* _What you have to do_
Reproduce all the lines exactly as they stand, apart from the pictures.

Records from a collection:
______________________________

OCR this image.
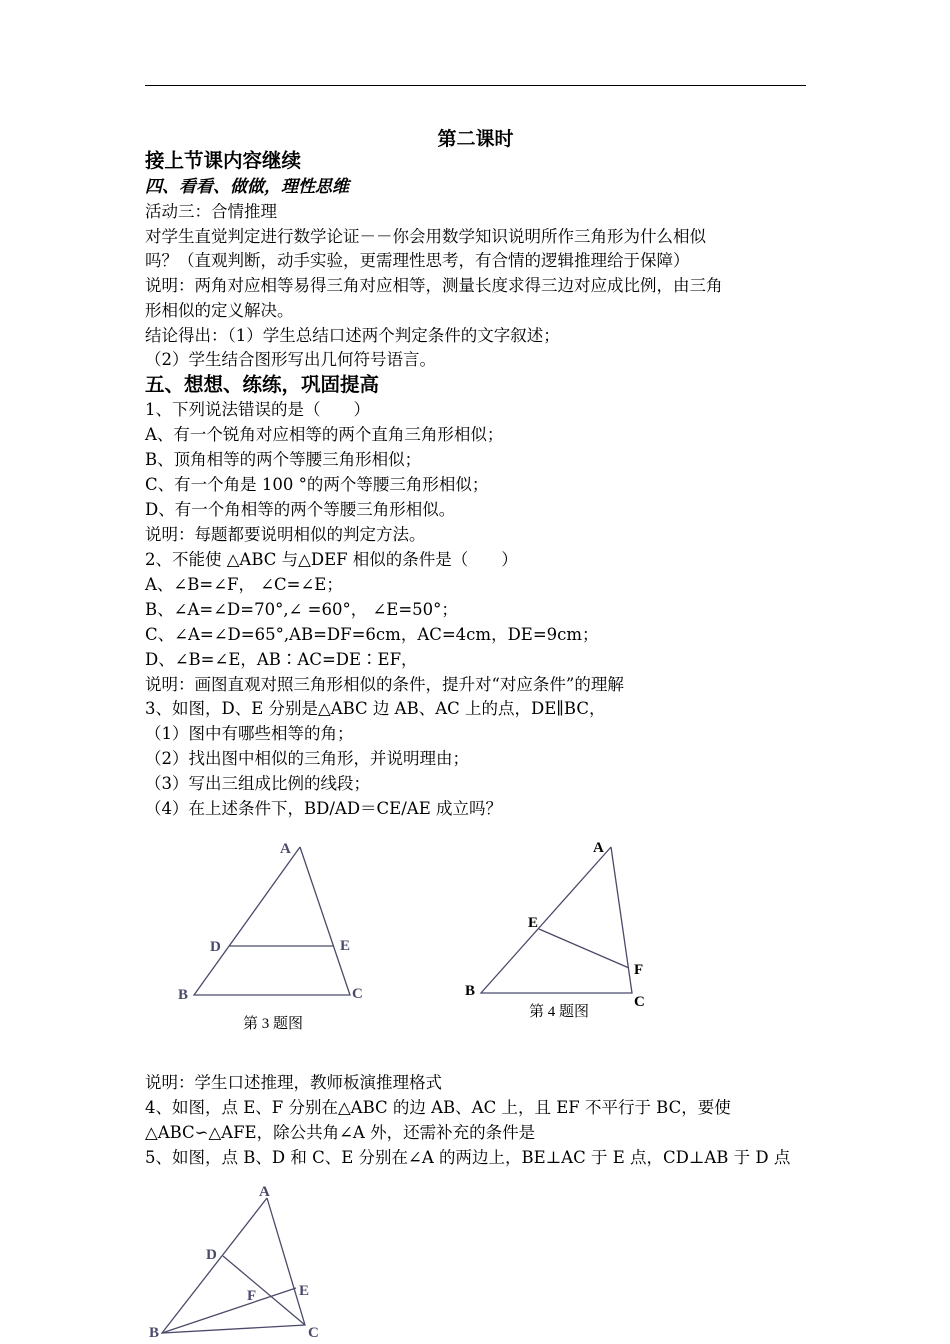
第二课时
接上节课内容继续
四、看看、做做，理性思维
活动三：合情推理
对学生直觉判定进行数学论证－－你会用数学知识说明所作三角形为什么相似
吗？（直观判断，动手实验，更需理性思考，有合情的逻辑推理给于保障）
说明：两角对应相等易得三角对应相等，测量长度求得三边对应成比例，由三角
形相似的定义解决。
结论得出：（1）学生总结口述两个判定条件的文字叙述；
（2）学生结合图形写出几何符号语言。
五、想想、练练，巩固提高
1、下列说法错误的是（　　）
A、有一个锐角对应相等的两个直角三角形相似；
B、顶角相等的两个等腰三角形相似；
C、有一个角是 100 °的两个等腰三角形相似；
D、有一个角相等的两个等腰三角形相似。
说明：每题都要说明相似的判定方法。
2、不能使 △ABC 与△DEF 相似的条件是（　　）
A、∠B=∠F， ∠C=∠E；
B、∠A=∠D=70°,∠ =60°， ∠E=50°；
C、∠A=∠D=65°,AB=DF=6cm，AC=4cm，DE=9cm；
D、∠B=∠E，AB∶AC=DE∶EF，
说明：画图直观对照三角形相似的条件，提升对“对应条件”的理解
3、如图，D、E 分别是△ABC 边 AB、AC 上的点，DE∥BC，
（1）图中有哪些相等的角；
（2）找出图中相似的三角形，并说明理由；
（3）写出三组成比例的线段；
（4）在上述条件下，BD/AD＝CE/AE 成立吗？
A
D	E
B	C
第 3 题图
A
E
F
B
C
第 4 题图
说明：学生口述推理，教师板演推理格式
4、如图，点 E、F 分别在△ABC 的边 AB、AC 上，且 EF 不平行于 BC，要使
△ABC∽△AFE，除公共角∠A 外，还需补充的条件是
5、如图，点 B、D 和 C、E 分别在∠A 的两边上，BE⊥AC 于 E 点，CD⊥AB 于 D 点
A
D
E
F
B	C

______________________________

* _Response_
OCR this image.
第二课时
接上节课内容继续
四、看看、做做，理性思维
活动三：合情推理
对学生直觉判定进行数学论证－－你会用数学知识说明所作三角形为什么相似
吗？（直观判断，动手实验，更需理性思考，有合情的逻辑推理给于保障）
说明：两角对应相等易得三角对应相等，测量长度求得三边对应成比例，由三角
形相似的定义解决。
结论得出：（1）学生总结口述两个判定条件的文字叙述；
（2）学生结合图形写出几何符号语言。
五、想想、练练，巩固提高
1、下列说法错误的是（　　）
A、有一个锐角对应相等的两个直角三角形相似；
B、顶角相等的两个等腰三角形相似；
C、有一个角是 100 °的两个等腰三角形相似；
D、有一个角相等的两个等腰三角形相似。
说明：每题都要说明相似的判定方法。
2、不能使 △ABC 与△DEF 相似的条件是（　　）
A、∠B=∠F， ∠C=∠E；
B、∠A=∠D=70°,∠ =60°， ∠E=50°；
C、∠A=∠D=65°,AB=DF=6cm，AC=4cm，DE=9cm；
D、∠B=∠E，AB∶AC=DE∶EF，
说明：画图直观对照三角形相似的条件，提升对“对应条件”的理解
3、如图，D、E 分别是△ABC 边 AB、AC 上的点，DE∥BC，
（1）图中有哪些相等的角；
（2）找出图中相似的三角形，并说明理由；
（3）写出三组成比例的线段；
（4）在上述条件下，BD/AD＝CE/AE 成立吗？
A
D	E
B	C
第 3 题图
A
E
F
B
C
第 4 题图
说明：学生口述推理，教师板演推理格式
4、如图，点 E、F 分别在△ABC 的边 AB、AC 上，且 EF 不平行于 BC，要使
△ABC∽△AFE，除公共角∠A 外，还需补充的条件是
5、如图，点 B、D 和 C、E 分别在∠A 的两边上，BE⊥AC 于 E 点，CD⊥AB 于 D 点
A
D
E
F
B	C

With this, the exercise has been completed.